Saved entries:

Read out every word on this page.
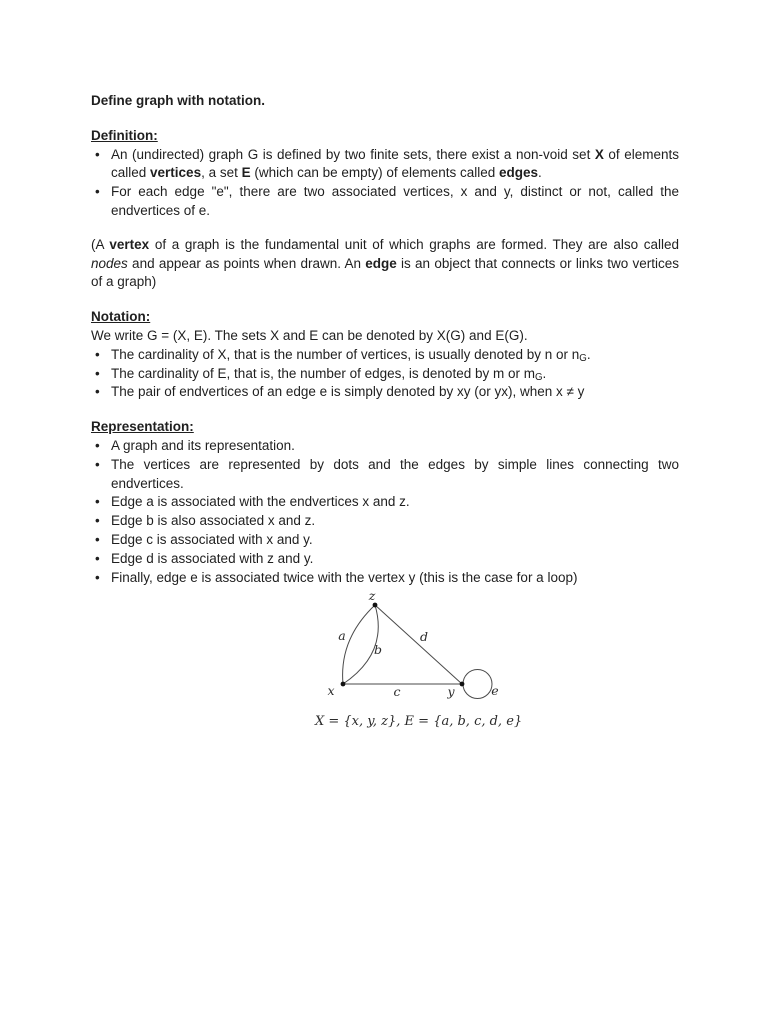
Define graph with notation.
Definition:
• An (undirected) graph G is defined by two finite sets, there exist a non-void set X of elements called vertices, a set E (which can be empty) of elements called edges.
• For each edge "e", there are two associated vertices, x and y, distinct or not, called the endvertices of e.

(A vertex of a graph is the fundamental unit of which graphs are formed. They are also called nodes and appear as points when drawn. An edge is an object that connects or links two vertices of a graph)

Notation:
We write G = (X, E). The sets X and E can be denoted by X(G) and E(G).
• The cardinality of X, that is the number of vertices, is usually denoted by n or $n_G$.
• The cardinality of E, that is, the number of edges, is denoted by m or $m_G$.
• The pair of endvertices of an edge e is simply denoted by xy (or yx), when x ≠ y
Representation:
• A graph and its representation.
• The vertices are represented by dots and the edges by simple lines connecting two endvertices.
• Edge a is associated with the endvertices x and z.
• Edge b is also associated x and z.
• Edge c is associated with x and y.
• Edge d is associated with z and y.
• Finally, edge e is associated twice with the vertex y (this is the case for a loop)
z
x	y
a
b
c
d
e
X = {x, y, z}, E = {a, b, c, d, e}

_Your task_: Omit any images, then output the listing exactly.

_Solution to the exercise_:
Read out every word on this page.
Define graph with notation.
Definition:
• An (undirected) graph G is defined by two finite sets, there exist a non-void set X of elements called vertices, a set E (which can be empty) of elements called edges.
• For each edge "e", there are two associated vertices, x and y, distinct or not, called the endvertices of e.

(A vertex of a graph is the fundamental unit of which graphs are formed. They are also called nodes and appear as points when drawn. An edge is an object that connects or links two vertices of a graph)

Notation:
We write G = (X, E). The sets X and E can be denoted by X(G) and E(G).
• The cardinality of X, that is the number of vertices, is usually denoted by n or $n_G$.
• The cardinality of E, that is, the number of edges, is denoted by m or $m_G$.
• The pair of endvertices of an edge e is simply denoted by xy (or yx), when x ≠ y
Representation:
• A graph and its representation.
• The vertices are represented by dots and the edges by simple lines connecting two endvertices.
• Edge a is associated with the endvertices x and z.
• Edge b is also associated x and z.
• Edge c is associated with x and y.
• Edge d is associated with z and y.
• Finally, edge e is associated twice with the vertex y (this is the case for a loop)
z
x	y
a
b
c
d
e
X = {x, y, z}, E = {a, b, c, d, e}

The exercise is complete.